▶ Exercise:
Copy down every line where the string "source" shows up.
◆ ◆ ◆ ◆ ◆
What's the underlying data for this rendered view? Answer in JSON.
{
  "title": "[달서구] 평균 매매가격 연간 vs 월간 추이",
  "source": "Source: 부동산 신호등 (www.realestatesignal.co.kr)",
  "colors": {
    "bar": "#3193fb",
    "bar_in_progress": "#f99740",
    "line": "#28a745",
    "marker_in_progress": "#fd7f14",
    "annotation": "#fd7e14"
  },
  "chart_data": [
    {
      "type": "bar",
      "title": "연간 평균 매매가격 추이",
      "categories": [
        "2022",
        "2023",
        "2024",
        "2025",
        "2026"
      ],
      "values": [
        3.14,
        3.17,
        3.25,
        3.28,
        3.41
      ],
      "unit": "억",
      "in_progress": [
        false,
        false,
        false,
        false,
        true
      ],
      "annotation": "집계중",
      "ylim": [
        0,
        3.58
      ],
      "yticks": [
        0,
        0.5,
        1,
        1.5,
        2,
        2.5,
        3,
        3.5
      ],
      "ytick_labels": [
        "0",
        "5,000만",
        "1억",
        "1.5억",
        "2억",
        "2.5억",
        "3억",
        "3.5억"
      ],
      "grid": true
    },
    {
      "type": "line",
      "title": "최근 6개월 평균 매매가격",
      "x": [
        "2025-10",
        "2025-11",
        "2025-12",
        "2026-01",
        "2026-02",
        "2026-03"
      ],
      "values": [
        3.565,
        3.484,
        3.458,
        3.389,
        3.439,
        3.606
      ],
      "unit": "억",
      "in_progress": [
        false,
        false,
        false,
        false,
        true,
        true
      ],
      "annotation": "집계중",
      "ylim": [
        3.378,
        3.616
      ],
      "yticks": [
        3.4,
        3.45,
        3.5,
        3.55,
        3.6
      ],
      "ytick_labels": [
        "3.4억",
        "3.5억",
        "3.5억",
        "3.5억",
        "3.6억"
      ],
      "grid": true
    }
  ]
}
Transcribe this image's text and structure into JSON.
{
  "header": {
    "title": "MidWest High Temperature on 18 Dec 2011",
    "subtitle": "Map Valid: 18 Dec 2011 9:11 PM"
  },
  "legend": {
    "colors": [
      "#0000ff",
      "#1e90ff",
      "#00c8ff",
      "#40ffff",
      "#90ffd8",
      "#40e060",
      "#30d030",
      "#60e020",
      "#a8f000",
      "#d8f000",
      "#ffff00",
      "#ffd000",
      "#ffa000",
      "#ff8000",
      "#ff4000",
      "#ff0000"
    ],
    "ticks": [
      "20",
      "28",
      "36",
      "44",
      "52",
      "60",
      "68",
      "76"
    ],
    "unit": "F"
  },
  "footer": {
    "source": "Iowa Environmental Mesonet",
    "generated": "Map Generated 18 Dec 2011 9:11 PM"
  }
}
◆ ◆ ◆ ◆ ◆
▶ Written solution:
  "source": "Source: 부동산 신호등 (www.realestatesignal.co.kr)",
    "source": "Iowa Environmental Mesonet",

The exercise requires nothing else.